__AVAILABLE RECORDS__

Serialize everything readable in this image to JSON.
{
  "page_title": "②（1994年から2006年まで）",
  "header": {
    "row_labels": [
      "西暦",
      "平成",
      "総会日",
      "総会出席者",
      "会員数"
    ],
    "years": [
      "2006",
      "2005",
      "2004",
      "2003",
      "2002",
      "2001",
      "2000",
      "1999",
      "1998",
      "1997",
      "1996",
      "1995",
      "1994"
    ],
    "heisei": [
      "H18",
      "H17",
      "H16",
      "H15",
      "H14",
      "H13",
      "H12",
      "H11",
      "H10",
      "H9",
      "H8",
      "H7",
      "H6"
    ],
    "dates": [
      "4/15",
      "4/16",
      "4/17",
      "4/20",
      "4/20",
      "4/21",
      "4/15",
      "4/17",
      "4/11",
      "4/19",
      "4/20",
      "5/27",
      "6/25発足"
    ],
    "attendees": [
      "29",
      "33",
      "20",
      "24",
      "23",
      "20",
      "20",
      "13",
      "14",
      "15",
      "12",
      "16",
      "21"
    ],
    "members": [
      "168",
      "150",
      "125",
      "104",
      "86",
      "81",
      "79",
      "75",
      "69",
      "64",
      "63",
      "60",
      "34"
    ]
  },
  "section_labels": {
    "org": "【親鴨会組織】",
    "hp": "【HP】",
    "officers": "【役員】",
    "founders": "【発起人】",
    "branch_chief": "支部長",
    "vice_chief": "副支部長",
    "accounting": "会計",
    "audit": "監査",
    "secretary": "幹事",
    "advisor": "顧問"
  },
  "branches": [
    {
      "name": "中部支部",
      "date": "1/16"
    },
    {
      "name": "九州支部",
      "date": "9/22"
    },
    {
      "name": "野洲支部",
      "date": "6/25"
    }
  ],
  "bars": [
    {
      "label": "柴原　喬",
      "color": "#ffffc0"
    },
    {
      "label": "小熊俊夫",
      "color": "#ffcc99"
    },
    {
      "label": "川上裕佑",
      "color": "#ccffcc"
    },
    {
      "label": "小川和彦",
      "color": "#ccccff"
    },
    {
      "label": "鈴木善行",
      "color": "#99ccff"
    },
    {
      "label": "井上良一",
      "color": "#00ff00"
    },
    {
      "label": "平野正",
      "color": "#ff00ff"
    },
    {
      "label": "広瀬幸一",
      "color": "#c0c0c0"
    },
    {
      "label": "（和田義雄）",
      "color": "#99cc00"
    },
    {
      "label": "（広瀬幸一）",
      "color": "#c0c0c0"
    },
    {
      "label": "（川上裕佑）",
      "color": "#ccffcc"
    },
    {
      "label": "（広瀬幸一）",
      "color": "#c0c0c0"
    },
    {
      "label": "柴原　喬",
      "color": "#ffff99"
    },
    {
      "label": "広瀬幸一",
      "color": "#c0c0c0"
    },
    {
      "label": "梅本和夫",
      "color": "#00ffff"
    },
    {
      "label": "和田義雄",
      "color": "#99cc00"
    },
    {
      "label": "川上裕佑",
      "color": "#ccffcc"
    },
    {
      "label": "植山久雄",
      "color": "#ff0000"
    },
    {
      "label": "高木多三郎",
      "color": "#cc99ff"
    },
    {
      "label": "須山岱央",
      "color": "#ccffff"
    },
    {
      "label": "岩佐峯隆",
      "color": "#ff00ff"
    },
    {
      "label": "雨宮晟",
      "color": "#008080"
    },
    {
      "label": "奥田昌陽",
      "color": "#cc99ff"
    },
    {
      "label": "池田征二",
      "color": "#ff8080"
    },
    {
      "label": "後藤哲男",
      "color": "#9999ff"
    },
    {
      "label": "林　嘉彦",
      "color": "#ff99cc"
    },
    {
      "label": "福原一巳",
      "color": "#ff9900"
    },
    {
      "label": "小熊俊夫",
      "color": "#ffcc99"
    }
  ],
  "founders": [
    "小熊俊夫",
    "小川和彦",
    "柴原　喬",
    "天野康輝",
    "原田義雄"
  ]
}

__YOUR INSTRUCTIONS__
Extract the full listing above without alteration.

__OUTPUT FOR THIS EXERCISE__
Serialize everything readable in this image to JSON.
{
  "page_title": "②（1994年から2006年まで）",
  "header": {
    "row_labels": [
      "西暦",
      "平成",
      "総会日",
      "総会出席者",
      "会員数"
    ],
    "years": [
      "2006",
      "2005",
      "2004",
      "2003",
      "2002",
      "2001",
      "2000",
      "1999",
      "1998",
      "1997",
      "1996",
      "1995",
      "1994"
    ],
    "heisei": [
      "H18",
      "H17",
      "H16",
      "H15",
      "H14",
      "H13",
      "H12",
      "H11",
      "H10",
      "H9",
      "H8",
      "H7",
      "H6"
    ],
    "dates": [
      "4/15",
      "4/16",
      "4/17",
      "4/20",
      "4/20",
      "4/21",
      "4/15",
      "4/17",
      "4/11",
      "4/19",
      "4/20",
      "5/27",
      "6/25発足"
    ],
    "attendees": [
      "29",
      "33",
      "20",
      "24",
      "23",
      "20",
      "20",
      "13",
      "14",
      "15",
      "12",
      "16",
      "21"
    ],
    "members": [
      "168",
      "150",
      "125",
      "104",
      "86",
      "81",
      "79",
      "75",
      "69",
      "64",
      "63",
      "60",
      "34"
    ]
  },
  "section_labels": {
    "org": "【親鴨会組織】",
    "hp": "【HP】",
    "officers": "【役員】",
    "founders": "【発起人】",
    "branch_chief": "支部長",
    "vice_chief": "副支部長",
    "accounting": "会計",
    "audit": "監査",
    "secretary": "幹事",
    "advisor": "顧問"
  },
  "branches": [
    {
      "name": "中部支部",
      "date": "1/16"
    },
    {
      "name": "九州支部",
      "date": "9/22"
    },
    {
      "name": "野洲支部",
      "date": "6/25"
    }
  ],
  "bars": [
    {
      "label": "柴原　喬",
      "color": "#ffffc0"
    },
    {
      "label": "小熊俊夫",
      "color": "#ffcc99"
    },
    {
      "label": "川上裕佑",
      "color": "#ccffcc"
    },
    {
      "label": "小川和彦",
      "color": "#ccccff"
    },
    {
      "label": "鈴木善行",
      "color": "#99ccff"
    },
    {
      "label": "井上良一",
      "color": "#00ff00"
    },
    {
      "label": "平野正",
      "color": "#ff00ff"
    },
    {
      "label": "広瀬幸一",
      "color": "#c0c0c0"
    },
    {
      "label": "（和田義雄）",
      "color": "#99cc00"
    },
    {
      "label": "（広瀬幸一）",
      "color": "#c0c0c0"
    },
    {
      "label": "（川上裕佑）",
      "color": "#ccffcc"
    },
    {
      "label": "（広瀬幸一）",
      "color": "#c0c0c0"
    },
    {
      "label": "柴原　喬",
      "color": "#ffff99"
    },
    {
      "label": "広瀬幸一",
      "color": "#c0c0c0"
    },
    {
      "label": "梅本和夫",
      "color": "#00ffff"
    },
    {
      "label": "和田義雄",
      "color": "#99cc00"
    },
    {
      "label": "川上裕佑",
      "color": "#ccffcc"
    },
    {
      "label": "植山久雄",
      "color": "#ff0000"
    },
    {
      "label": "高木多三郎",
      "color": "#cc99ff"
    },
    {
      "label": "須山岱央",
      "color": "#ccffff"
    },
    {
      "label": "岩佐峯隆",
      "color": "#ff00ff"
    },
    {
      "label": "雨宮晟",
      "color": "#008080"
    },
    {
      "label": "奥田昌陽",
      "color": "#cc99ff"
    },
    {
      "label": "池田征二",
      "color": "#ff8080"
    },
    {
      "label": "後藤哲男",
      "color": "#9999ff"
    },
    {
      "label": "林　嘉彦",
      "color": "#ff99cc"
    },
    {
      "label": "福原一巳",
      "color": "#ff9900"
    },
    {
      "label": "小熊俊夫",
      "color": "#ffcc99"
    }
  ],
  "founders": [
    "小熊俊夫",
    "小川和彦",
    "柴原　喬",
    "天野康輝",
    "原田義雄"
  ]
}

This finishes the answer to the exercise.